#### [Instruction]
Each entry must be given again exactly; images do not belong in the copy.

#### [Data lines]
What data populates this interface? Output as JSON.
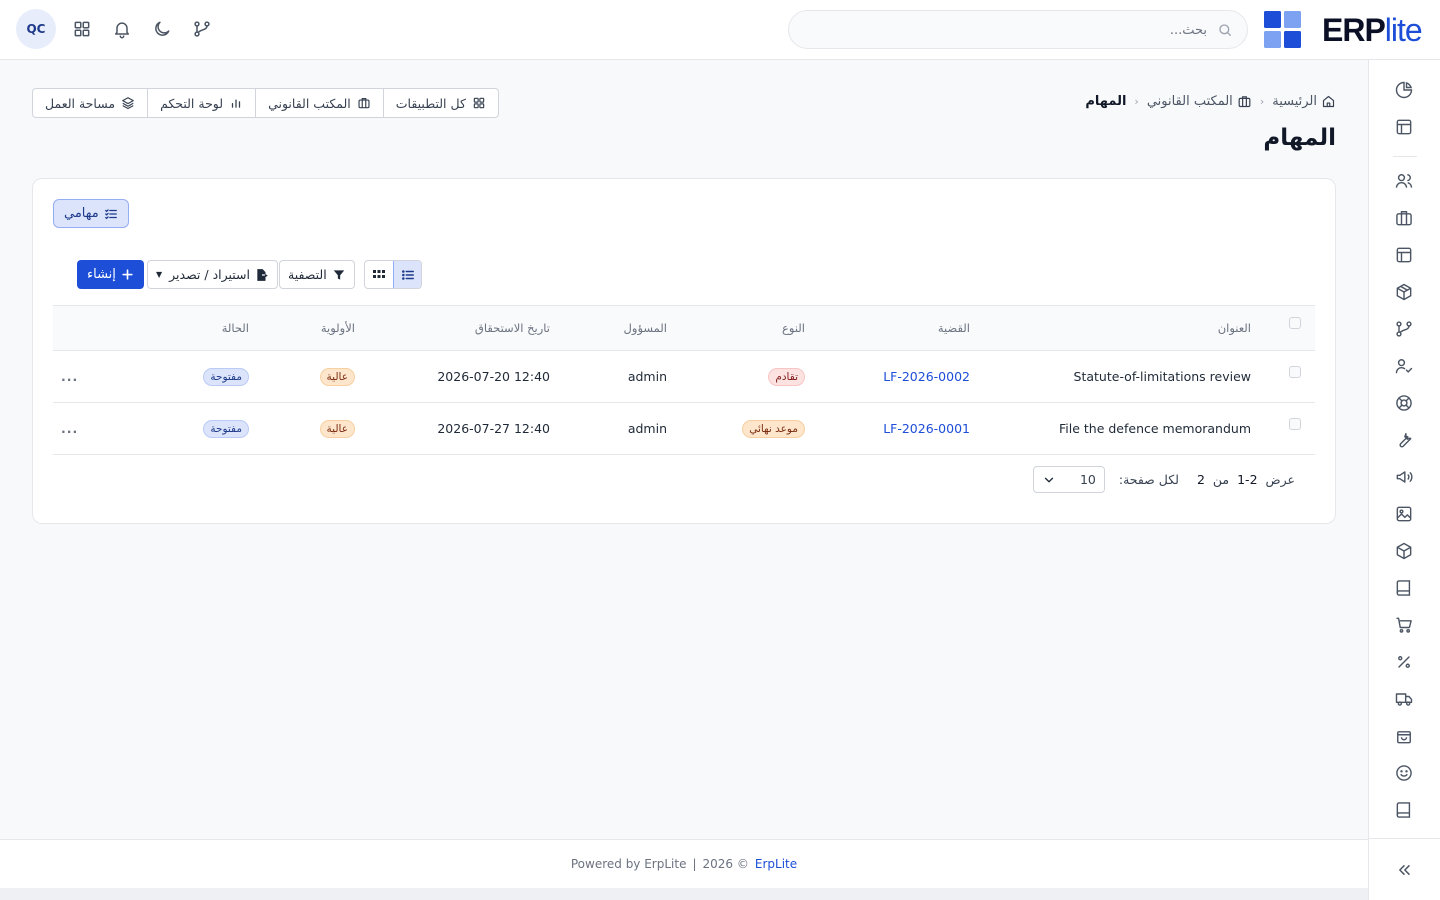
{
  "header": {
    "avatar_initials": "QC",
    "search_placeholder": "بحث...",
    "logo_erp": "ERP",
    "logo_lite": "lite",
    "icons": [
      "apps-grid-icon",
      "bell-icon",
      "moon-icon",
      "git-branch-icon",
      "search-icon"
    ]
  },
  "breadcrumb": {
    "home": "الرئيسية",
    "module": "المكتب القانوني",
    "current": "المهام"
  },
  "page_title": "المهام",
  "top_buttons": {
    "all_apps": "كل التطبيقات",
    "legal_office": "المكتب القانوني",
    "dashboard": "لوحة التحكم",
    "workspace": "مساحة العمل"
  },
  "tabs": {
    "my_tasks": "مهامي"
  },
  "toolbar": {
    "create": "إنشاء",
    "import_export": "استيراد / تصدير",
    "filter": "التصفية"
  },
  "table": {
    "columns": {
      "title": "العنوان",
      "case": "القضية",
      "type": "النوع",
      "assignee": "المسؤول",
      "due_date": "تاريخ الاستحقاق",
      "priority": "الأولوية",
      "status": "الحالة"
    },
    "rows": [
      {
        "title": "Statute-of-limitations review",
        "case": "LF-2026-0002",
        "type": "تقادم",
        "assignee": "admin",
        "due_date": "2026-07-20 12:40",
        "priority": "عالية",
        "status": "مفتوحة",
        "more": "..."
      },
      {
        "title": "File the defence memorandum",
        "case": "LF-2026-0001",
        "type": "موعد نهائي",
        "assignee": "admin",
        "due_date": "2026-07-27 12:40",
        "priority": "عالية",
        "status": "مفتوحة",
        "more": "..."
      }
    ]
  },
  "pagination": {
    "showing": "عرض",
    "range": "1-2",
    "of": "من",
    "total": "2",
    "per_page_label": "لكل صفحة:",
    "per_page_value": "10"
  },
  "footer": {
    "powered": "Powered by ErpLite",
    "separator": "|",
    "year": "2026 ©",
    "brand": "ErpLite"
  },
  "colors": {
    "primary": "#1d4ed8",
    "logo_dark": "#1e3a8a",
    "logo_light": "#7da2f2"
  }
}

#### [Response to this task]
What data populates this interface? Output as JSON.
{
  "header": {
    "avatar_initials": "QC",
    "search_placeholder": "بحث...",
    "logo_erp": "ERP",
    "logo_lite": "lite",
    "icons": [
      "apps-grid-icon",
      "bell-icon",
      "moon-icon",
      "git-branch-icon",
      "search-icon"
    ]
  },
  "breadcrumb": {
    "home": "الرئيسية",
    "module": "المكتب القانوني",
    "current": "المهام"
  },
  "page_title": "المهام",
  "top_buttons": {
    "all_apps": "كل التطبيقات",
    "legal_office": "المكتب القانوني",
    "dashboard": "لوحة التحكم",
    "workspace": "مساحة العمل"
  },
  "tabs": {
    "my_tasks": "مهامي"
  },
  "toolbar": {
    "create": "إنشاء",
    "import_export": "استيراد / تصدير",
    "filter": "التصفية"
  },
  "table": {
    "columns": {
      "title": "العنوان",
      "case": "القضية",
      "type": "النوع",
      "assignee": "المسؤول",
      "due_date": "تاريخ الاستحقاق",
      "priority": "الأولوية",
      "status": "الحالة"
    },
    "rows": [
      {
        "title": "Statute-of-limitations review",
        "case": "LF-2026-0002",
        "type": "تقادم",
        "assignee": "admin",
        "due_date": "2026-07-20 12:40",
        "priority": "عالية",
        "status": "مفتوحة",
        "more": "..."
      },
      {
        "title": "File the defence memorandum",
        "case": "LF-2026-0001",
        "type": "موعد نهائي",
        "assignee": "admin",
        "due_date": "2026-07-27 12:40",
        "priority": "عالية",
        "status": "مفتوحة",
        "more": "..."
      }
    ]
  },
  "pagination": {
    "showing": "عرض",
    "range": "1-2",
    "of": "من",
    "total": "2",
    "per_page_label": "لكل صفحة:",
    "per_page_value": "10"
  },
  "footer": {
    "powered": "Powered by ErpLite",
    "separator": "|",
    "year": "2026 ©",
    "brand": "ErpLite"
  },
  "colors": {
    "primary": "#1d4ed8",
    "logo_dark": "#1e3a8a",
    "logo_light": "#7da2f2"
  }
}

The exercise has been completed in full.